---------- INFORMATION GIVEN

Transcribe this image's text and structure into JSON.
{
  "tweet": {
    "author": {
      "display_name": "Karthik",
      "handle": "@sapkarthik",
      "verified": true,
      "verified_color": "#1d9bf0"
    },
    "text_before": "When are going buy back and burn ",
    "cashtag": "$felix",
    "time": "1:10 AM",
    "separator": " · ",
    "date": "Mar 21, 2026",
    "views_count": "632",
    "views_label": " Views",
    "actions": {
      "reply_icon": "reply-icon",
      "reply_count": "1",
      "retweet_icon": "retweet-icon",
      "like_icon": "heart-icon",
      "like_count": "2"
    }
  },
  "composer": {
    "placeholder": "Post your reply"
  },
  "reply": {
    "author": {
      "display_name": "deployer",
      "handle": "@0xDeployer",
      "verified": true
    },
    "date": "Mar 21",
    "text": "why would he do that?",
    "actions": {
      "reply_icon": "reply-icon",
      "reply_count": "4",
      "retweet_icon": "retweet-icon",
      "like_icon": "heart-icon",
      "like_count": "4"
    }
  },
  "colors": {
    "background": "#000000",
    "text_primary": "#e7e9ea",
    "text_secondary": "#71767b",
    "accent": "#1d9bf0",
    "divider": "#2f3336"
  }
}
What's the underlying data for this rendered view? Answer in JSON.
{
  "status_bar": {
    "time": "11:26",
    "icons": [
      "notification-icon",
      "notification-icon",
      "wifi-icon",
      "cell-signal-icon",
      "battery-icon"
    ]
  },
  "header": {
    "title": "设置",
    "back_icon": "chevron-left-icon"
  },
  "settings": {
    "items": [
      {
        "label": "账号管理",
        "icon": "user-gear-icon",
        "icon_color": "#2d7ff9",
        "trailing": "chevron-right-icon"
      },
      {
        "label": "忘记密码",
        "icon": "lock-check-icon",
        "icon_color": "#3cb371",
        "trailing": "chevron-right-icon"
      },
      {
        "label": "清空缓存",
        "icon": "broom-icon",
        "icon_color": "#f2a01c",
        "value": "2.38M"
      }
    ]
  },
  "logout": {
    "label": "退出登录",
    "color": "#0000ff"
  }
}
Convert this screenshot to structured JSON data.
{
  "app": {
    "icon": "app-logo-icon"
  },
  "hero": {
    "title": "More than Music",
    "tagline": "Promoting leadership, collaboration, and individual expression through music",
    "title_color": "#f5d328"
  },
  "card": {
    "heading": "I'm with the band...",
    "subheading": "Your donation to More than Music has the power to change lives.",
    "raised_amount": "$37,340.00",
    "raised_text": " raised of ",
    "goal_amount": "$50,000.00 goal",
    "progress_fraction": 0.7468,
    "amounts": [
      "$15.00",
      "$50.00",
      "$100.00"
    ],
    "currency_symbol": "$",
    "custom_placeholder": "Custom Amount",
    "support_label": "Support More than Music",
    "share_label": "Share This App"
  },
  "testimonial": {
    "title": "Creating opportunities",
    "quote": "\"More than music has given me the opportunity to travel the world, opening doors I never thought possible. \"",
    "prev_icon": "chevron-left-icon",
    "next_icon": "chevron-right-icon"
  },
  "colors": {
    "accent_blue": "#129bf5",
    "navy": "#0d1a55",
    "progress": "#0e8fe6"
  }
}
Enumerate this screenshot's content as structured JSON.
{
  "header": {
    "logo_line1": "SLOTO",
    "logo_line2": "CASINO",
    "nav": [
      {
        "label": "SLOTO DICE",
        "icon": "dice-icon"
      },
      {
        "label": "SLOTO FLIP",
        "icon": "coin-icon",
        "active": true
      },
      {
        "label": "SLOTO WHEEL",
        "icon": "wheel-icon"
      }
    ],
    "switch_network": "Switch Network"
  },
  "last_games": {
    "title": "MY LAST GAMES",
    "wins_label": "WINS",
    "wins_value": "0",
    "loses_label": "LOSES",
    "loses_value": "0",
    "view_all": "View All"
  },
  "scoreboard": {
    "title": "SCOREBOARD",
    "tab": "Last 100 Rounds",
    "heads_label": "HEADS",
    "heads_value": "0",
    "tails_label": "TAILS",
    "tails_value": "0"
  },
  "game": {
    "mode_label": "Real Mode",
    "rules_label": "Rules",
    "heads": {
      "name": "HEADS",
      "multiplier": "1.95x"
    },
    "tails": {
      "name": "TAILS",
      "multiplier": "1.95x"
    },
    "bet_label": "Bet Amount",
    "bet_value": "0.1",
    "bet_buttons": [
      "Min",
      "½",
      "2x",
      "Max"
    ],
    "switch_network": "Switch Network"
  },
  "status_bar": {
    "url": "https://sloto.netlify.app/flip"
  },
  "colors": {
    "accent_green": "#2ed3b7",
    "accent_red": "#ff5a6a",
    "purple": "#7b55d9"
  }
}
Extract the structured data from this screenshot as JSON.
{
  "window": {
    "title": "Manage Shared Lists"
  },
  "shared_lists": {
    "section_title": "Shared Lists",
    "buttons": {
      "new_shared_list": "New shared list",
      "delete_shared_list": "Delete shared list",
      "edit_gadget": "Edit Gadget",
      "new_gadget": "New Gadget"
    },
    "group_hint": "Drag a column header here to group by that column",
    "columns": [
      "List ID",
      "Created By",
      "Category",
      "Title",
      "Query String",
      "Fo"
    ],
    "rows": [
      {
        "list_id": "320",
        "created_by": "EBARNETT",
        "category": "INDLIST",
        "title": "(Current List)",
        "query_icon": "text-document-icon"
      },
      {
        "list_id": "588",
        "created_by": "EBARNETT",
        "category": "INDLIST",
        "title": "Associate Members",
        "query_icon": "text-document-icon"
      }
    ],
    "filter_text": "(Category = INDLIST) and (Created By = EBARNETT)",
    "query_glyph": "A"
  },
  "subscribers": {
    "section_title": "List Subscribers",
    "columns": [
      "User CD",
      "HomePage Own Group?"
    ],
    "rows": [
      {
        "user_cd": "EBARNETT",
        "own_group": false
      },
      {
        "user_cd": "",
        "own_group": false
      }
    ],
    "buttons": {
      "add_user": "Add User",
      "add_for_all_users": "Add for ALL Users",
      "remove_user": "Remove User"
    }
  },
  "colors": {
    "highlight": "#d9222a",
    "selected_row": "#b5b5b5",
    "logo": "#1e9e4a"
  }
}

--------------------

Pick out each line containing "that" and report it.

    "text": "why would he do that?",
    "group_hint": "Drag a column header here to group by that column",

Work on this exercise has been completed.